_WHAT TO WORK ON:_ Write the records out again, precisely as they stand.

--------------------

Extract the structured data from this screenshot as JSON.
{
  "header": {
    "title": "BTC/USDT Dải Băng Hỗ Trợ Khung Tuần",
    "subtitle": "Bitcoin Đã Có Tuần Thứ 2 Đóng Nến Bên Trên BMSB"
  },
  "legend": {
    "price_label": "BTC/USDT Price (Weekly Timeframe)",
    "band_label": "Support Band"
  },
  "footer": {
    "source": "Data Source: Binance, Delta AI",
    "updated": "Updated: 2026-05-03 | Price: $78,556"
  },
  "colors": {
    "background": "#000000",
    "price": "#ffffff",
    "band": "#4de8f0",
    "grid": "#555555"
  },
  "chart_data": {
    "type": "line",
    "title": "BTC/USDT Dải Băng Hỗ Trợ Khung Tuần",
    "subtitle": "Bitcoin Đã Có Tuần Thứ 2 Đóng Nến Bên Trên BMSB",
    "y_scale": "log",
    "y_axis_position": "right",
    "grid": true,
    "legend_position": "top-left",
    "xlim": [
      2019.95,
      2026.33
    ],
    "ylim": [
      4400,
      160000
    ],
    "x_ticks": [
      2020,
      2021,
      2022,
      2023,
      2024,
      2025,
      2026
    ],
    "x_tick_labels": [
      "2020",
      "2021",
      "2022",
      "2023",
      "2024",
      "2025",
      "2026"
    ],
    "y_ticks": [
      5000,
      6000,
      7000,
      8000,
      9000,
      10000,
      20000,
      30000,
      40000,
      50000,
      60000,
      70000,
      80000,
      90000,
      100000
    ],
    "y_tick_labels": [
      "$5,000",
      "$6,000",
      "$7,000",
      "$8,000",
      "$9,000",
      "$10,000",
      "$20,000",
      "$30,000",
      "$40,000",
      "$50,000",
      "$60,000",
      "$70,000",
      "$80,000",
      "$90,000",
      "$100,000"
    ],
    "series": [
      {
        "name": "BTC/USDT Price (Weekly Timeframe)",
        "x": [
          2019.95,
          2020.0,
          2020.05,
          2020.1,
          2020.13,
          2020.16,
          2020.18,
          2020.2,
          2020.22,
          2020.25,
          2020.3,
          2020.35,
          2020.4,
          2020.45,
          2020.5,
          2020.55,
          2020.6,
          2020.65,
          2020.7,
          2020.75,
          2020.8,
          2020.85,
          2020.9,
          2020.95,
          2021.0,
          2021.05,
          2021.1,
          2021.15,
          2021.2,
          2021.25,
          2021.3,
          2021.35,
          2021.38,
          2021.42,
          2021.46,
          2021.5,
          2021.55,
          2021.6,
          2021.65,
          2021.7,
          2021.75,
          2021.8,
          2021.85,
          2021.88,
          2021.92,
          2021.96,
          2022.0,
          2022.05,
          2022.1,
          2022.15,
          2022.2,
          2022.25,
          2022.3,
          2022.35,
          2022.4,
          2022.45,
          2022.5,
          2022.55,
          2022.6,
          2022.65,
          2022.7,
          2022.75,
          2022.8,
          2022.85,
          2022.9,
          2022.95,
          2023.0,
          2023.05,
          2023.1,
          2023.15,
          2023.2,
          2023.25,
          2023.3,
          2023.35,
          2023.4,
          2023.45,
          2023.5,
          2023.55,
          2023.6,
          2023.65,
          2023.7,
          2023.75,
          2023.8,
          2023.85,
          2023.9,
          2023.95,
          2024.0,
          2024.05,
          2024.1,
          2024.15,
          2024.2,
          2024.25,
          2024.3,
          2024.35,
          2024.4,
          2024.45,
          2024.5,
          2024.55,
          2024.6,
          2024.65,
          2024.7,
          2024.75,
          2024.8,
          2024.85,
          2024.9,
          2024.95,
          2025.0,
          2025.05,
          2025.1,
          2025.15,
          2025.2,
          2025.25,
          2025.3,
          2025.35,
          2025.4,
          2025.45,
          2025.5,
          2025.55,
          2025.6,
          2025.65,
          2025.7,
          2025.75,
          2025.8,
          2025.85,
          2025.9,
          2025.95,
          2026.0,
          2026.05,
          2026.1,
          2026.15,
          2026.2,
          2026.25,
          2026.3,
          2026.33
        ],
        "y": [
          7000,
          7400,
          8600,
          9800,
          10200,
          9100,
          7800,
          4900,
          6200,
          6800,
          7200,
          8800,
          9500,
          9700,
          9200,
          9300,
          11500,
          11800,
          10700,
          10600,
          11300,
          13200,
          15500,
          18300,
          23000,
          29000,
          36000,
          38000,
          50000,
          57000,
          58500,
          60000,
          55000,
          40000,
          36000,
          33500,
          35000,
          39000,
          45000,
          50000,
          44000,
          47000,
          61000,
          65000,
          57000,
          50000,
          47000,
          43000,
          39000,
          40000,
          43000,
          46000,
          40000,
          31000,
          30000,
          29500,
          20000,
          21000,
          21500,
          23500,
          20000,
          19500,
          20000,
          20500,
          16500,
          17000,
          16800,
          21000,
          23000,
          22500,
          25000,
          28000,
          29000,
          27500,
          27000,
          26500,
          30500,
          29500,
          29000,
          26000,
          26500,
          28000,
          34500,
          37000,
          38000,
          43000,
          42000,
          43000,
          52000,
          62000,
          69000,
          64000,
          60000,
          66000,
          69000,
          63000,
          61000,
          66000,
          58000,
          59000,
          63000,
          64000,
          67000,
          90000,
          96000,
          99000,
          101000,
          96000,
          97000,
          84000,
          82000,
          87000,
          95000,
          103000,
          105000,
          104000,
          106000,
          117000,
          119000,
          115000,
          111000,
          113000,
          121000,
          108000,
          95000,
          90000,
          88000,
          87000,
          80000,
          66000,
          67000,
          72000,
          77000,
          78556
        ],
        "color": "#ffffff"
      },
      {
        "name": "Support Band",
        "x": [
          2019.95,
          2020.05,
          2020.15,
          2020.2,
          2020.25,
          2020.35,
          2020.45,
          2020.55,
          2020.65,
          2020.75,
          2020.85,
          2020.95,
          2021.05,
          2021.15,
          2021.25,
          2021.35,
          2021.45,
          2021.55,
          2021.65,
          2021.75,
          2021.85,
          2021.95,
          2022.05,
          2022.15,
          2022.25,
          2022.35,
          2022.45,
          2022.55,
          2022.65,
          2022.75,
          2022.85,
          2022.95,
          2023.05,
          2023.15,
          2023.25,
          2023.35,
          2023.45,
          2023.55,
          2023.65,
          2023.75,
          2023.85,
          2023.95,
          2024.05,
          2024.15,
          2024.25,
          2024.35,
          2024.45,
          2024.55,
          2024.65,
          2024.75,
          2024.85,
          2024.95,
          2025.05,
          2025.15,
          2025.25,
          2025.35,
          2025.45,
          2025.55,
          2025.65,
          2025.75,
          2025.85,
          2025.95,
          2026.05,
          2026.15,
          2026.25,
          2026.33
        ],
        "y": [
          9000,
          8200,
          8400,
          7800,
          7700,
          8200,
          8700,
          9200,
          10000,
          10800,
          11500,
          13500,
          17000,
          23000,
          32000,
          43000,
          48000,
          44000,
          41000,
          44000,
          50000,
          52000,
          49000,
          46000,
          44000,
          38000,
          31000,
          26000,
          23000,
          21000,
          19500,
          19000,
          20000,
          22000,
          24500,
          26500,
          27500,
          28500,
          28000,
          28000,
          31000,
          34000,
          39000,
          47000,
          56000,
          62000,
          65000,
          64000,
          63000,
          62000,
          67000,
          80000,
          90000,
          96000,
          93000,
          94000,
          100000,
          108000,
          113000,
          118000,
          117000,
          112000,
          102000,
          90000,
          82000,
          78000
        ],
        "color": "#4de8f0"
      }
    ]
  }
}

--------------------

_FINISHED EXERCISE:_
Extract the structured data from this screenshot as JSON.
{
  "header": {
    "title": "BTC/USDT Dải Băng Hỗ Trợ Khung Tuần",
    "subtitle": "Bitcoin Đã Có Tuần Thứ 2 Đóng Nến Bên Trên BMSB"
  },
  "legend": {
    "price_label": "BTC/USDT Price (Weekly Timeframe)",
    "band_label": "Support Band"
  },
  "footer": {
    "source": "Data Source: Binance, Delta AI",
    "updated": "Updated: 2026-05-03 | Price: $78,556"
  },
  "colors": {
    "background": "#000000",
    "price": "#ffffff",
    "band": "#4de8f0",
    "grid": "#555555"
  },
  "chart_data": {
    "type": "line",
    "title": "BTC/USDT Dải Băng Hỗ Trợ Khung Tuần",
    "subtitle": "Bitcoin Đã Có Tuần Thứ 2 Đóng Nến Bên Trên BMSB",
    "y_scale": "log",
    "y_axis_position": "right",
    "grid": true,
    "legend_position": "top-left",
    "xlim": [
      2019.95,
      2026.33
    ],
    "ylim": [
      4400,
      160000
    ],
    "x_ticks": [
      2020,
      2021,
      2022,
      2023,
      2024,
      2025,
      2026
    ],
    "x_tick_labels": [
      "2020",
      "2021",
      "2022",
      "2023",
      "2024",
      "2025",
      "2026"
    ],
    "y_ticks": [
      5000,
      6000,
      7000,
      8000,
      9000,
      10000,
      20000,
      30000,
      40000,
      50000,
      60000,
      70000,
      80000,
      90000,
      100000
    ],
    "y_tick_labels": [
      "$5,000",
      "$6,000",
      "$7,000",
      "$8,000",
      "$9,000",
      "$10,000",
      "$20,000",
      "$30,000",
      "$40,000",
      "$50,000",
      "$60,000",
      "$70,000",
      "$80,000",
      "$90,000",
      "$100,000"
    ],
    "series": [
      {
        "name": "BTC/USDT Price (Weekly Timeframe)",
        "x": [
          2019.95,
          2020.0,
          2020.05,
          2020.1,
          2020.13,
          2020.16,
          2020.18,
          2020.2,
          2020.22,
          2020.25,
          2020.3,
          2020.35,
          2020.4,
          2020.45,
          2020.5,
          2020.55,
          2020.6,
          2020.65,
          2020.7,
          2020.75,
          2020.8,
          2020.85,
          2020.9,
          2020.95,
          2021.0,
          2021.05,
          2021.1,
          2021.15,
          2021.2,
          2021.25,
          2021.3,
          2021.35,
          2021.38,
          2021.42,
          2021.46,
          2021.5,
          2021.55,
          2021.6,
          2021.65,
          2021.7,
          2021.75,
          2021.8,
          2021.85,
          2021.88,
          2021.92,
          2021.96,
          2022.0,
          2022.05,
          2022.1,
          2022.15,
          2022.2,
          2022.25,
          2022.3,
          2022.35,
          2022.4,
          2022.45,
          2022.5,
          2022.55,
          2022.6,
          2022.65,
          2022.7,
          2022.75,
          2022.8,
          2022.85,
          2022.9,
          2022.95,
          2023.0,
          2023.05,
          2023.1,
          2023.15,
          2023.2,
          2023.25,
          2023.3,
          2023.35,
          2023.4,
          2023.45,
          2023.5,
          2023.55,
          2023.6,
          2023.65,
          2023.7,
          2023.75,
          2023.8,
          2023.85,
          2023.9,
          2023.95,
          2024.0,
          2024.05,
          2024.1,
          2024.15,
          2024.2,
          2024.25,
          2024.3,
          2024.35,
          2024.4,
          2024.45,
          2024.5,
          2024.55,
          2024.6,
          2024.65,
          2024.7,
          2024.75,
          2024.8,
          2024.85,
          2024.9,
          2024.95,
          2025.0,
          2025.05,
          2025.1,
          2025.15,
          2025.2,
          2025.25,
          2025.3,
          2025.35,
          2025.4,
          2025.45,
          2025.5,
          2025.55,
          2025.6,
          2025.65,
          2025.7,
          2025.75,
          2025.8,
          2025.85,
          2025.9,
          2025.95,
          2026.0,
          2026.05,
          2026.1,
          2026.15,
          2026.2,
          2026.25,
          2026.3,
          2026.33
        ],
        "y": [
          7000,
          7400,
          8600,
          9800,
          10200,
          9100,
          7800,
          4900,
          6200,
          6800,
          7200,
          8800,
          9500,
          9700,
          9200,
          9300,
          11500,
          11800,
          10700,
          10600,
          11300,
          13200,
          15500,
          18300,
          23000,
          29000,
          36000,
          38000,
          50000,
          57000,
          58500,
          60000,
          55000,
          40000,
          36000,
          33500,
          35000,
          39000,
          45000,
          50000,
          44000,
          47000,
          61000,
          65000,
          57000,
          50000,
          47000,
          43000,
          39000,
          40000,
          43000,
          46000,
          40000,
          31000,
          30000,
          29500,
          20000,
          21000,
          21500,
          23500,
          20000,
          19500,
          20000,
          20500,
          16500,
          17000,
          16800,
          21000,
          23000,
          22500,
          25000,
          28000,
          29000,
          27500,
          27000,
          26500,
          30500,
          29500,
          29000,
          26000,
          26500,
          28000,
          34500,
          37000,
          38000,
          43000,
          42000,
          43000,
          52000,
          62000,
          69000,
          64000,
          60000,
          66000,
          69000,
          63000,
          61000,
          66000,
          58000,
          59000,
          63000,
          64000,
          67000,
          90000,
          96000,
          99000,
          101000,
          96000,
          97000,
          84000,
          82000,
          87000,
          95000,
          103000,
          105000,
          104000,
          106000,
          117000,
          119000,
          115000,
          111000,
          113000,
          121000,
          108000,
          95000,
          90000,
          88000,
          87000,
          80000,
          66000,
          67000,
          72000,
          77000,
          78556
        ],
        "color": "#ffffff"
      },
      {
        "name": "Support Band",
        "x": [
          2019.95,
          2020.05,
          2020.15,
          2020.2,
          2020.25,
          2020.35,
          2020.45,
          2020.55,
          2020.65,
          2020.75,
          2020.85,
          2020.95,
          2021.05,
          2021.15,
          2021.25,
          2021.35,
          2021.45,
          2021.55,
          2021.65,
          2021.75,
          2021.85,
          2021.95,
          2022.05,
          2022.15,
          2022.25,
          2022.35,
          2022.45,
          2022.55,
          2022.65,
          2022.75,
          2022.85,
          2022.95,
          2023.05,
          2023.15,
          2023.25,
          2023.35,
          2023.45,
          2023.55,
          2023.65,
          2023.75,
          2023.85,
          2023.95,
          2024.05,
          2024.15,
          2024.25,
          2024.35,
          2024.45,
          2024.55,
          2024.65,
          2024.75,
          2024.85,
          2024.95,
          2025.05,
          2025.15,
          2025.25,
          2025.35,
          2025.45,
          2025.55,
          2025.65,
          2025.75,
          2025.85,
          2025.95,
          2026.05,
          2026.15,
          2026.25,
          2026.33
        ],
        "y": [
          9000,
          8200,
          8400,
          7800,
          7700,
          8200,
          8700,
          9200,
          10000,
          10800,
          11500,
          13500,
          17000,
          23000,
          32000,
          43000,
          48000,
          44000,
          41000,
          44000,
          50000,
          52000,
          49000,
          46000,
          44000,
          38000,
          31000,
          26000,
          23000,
          21000,
          19500,
          19000,
          20000,
          22000,
          24500,
          26500,
          27500,
          28500,
          28000,
          28000,
          31000,
          34000,
          39000,
          47000,
          56000,
          62000,
          65000,
          64000,
          63000,
          62000,
          67000,
          80000,
          90000,
          96000,
          93000,
          94000,
          100000,
          108000,
          113000,
          118000,
          117000,
          112000,
          102000,
          90000,
          82000,
          78000
        ],
        "color": "#4de8f0"
      }
    ]
  }
}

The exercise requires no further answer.